◆ WHAT YOU WILL DO
For each line that holds "framework", copy the line out.

◆ DATA FOR THIS TASK
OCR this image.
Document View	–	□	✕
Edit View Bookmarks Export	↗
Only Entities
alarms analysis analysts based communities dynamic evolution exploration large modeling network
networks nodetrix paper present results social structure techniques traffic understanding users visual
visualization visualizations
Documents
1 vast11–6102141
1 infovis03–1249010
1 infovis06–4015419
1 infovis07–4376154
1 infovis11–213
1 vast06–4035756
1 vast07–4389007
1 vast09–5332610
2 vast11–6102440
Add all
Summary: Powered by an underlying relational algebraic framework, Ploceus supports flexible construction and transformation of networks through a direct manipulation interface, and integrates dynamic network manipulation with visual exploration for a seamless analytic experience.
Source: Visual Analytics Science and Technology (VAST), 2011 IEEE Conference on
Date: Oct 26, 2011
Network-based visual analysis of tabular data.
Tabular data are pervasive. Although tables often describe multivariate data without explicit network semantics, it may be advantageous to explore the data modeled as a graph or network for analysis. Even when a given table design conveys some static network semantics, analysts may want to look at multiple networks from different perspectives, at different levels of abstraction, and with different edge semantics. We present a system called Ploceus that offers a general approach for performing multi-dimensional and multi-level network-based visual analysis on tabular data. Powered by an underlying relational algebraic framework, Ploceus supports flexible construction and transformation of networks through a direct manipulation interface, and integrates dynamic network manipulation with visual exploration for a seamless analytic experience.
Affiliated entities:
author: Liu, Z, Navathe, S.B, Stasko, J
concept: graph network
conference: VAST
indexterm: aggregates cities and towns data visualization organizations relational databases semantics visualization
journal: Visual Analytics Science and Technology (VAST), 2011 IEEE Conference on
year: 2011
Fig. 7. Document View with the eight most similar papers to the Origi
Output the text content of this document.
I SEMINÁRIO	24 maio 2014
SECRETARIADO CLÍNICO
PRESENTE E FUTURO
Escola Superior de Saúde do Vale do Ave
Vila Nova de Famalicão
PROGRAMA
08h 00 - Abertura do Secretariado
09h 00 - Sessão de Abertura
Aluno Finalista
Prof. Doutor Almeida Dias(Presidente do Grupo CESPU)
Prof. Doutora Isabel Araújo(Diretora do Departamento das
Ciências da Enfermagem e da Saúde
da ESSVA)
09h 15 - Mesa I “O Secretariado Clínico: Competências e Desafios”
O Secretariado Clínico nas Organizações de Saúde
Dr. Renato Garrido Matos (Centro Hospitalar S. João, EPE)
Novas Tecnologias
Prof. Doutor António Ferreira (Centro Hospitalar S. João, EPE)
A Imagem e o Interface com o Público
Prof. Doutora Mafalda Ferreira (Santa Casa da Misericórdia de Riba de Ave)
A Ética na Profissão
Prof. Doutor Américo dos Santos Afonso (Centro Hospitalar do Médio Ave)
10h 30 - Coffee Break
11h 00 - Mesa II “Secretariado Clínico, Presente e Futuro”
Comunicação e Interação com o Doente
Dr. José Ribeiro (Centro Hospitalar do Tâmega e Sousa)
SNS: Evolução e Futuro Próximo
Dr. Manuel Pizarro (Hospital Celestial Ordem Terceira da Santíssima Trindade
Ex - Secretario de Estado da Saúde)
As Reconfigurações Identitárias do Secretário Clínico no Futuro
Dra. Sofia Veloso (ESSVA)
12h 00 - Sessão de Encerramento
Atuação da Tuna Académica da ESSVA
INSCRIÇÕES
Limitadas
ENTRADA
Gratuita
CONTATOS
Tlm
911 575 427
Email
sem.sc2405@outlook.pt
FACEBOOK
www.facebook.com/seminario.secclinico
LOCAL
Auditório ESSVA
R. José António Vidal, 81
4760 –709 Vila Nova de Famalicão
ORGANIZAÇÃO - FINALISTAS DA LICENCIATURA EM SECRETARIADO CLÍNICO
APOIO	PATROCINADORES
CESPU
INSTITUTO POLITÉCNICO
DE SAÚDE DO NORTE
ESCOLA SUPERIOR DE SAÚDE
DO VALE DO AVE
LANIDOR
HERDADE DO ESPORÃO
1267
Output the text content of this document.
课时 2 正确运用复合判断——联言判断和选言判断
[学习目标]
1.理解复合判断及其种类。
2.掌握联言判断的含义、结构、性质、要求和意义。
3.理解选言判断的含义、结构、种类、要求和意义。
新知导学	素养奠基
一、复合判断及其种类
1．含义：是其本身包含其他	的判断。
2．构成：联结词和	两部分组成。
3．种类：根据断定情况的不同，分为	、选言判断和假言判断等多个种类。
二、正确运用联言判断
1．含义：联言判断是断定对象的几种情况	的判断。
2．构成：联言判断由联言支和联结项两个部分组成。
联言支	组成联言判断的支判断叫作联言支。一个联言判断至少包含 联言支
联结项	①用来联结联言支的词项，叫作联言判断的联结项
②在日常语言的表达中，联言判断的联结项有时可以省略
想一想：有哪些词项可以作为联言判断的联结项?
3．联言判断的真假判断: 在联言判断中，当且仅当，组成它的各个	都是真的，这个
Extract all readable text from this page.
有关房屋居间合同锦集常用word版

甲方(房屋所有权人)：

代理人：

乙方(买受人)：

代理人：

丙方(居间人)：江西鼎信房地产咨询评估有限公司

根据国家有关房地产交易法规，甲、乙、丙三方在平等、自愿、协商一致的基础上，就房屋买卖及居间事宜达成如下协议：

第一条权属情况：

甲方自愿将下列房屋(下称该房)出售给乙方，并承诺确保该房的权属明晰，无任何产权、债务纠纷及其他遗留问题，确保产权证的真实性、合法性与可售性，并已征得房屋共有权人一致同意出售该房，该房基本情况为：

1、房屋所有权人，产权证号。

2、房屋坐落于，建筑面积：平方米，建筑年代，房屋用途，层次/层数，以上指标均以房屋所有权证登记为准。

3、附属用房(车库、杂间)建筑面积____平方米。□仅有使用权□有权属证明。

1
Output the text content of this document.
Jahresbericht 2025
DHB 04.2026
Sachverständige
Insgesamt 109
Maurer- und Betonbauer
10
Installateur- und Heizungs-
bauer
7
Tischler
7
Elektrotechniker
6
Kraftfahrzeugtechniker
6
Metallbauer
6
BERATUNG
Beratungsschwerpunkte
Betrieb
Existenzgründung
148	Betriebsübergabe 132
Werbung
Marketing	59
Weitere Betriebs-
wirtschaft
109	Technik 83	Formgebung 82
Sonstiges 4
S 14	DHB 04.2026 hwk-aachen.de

◆ ANSWER TO THE PROBLEM
Summary: Powered by an underlying relational algebraic framework, Ploceus supports flexible construction and transformation of networks through a direct manipulation interface, and integrates dynamic network manipulation with visual exploration for a seamless analytic experience.
Tabular data are pervasive. Although tables often describe multivariate data without explicit network semantics, it may be advantageous to explore the data modeled as a graph or network for analysis. Even when a given table design conveys some static network semantics, analysts may want to look at multiple networks from different perspectives, at different levels of abstraction, and with different edge semantics. We present a system called Ploceus that offers a general approach for performing multi-dimensional and multi-level network-based visual analysis on tabular data. Powered by an underlying relational algebraic framework, Ploceus supports flexible construction and transformation of networks through a direct manipulation interface, and integrates dynamic network manipulation with visual exploration for a seamless analytic experience.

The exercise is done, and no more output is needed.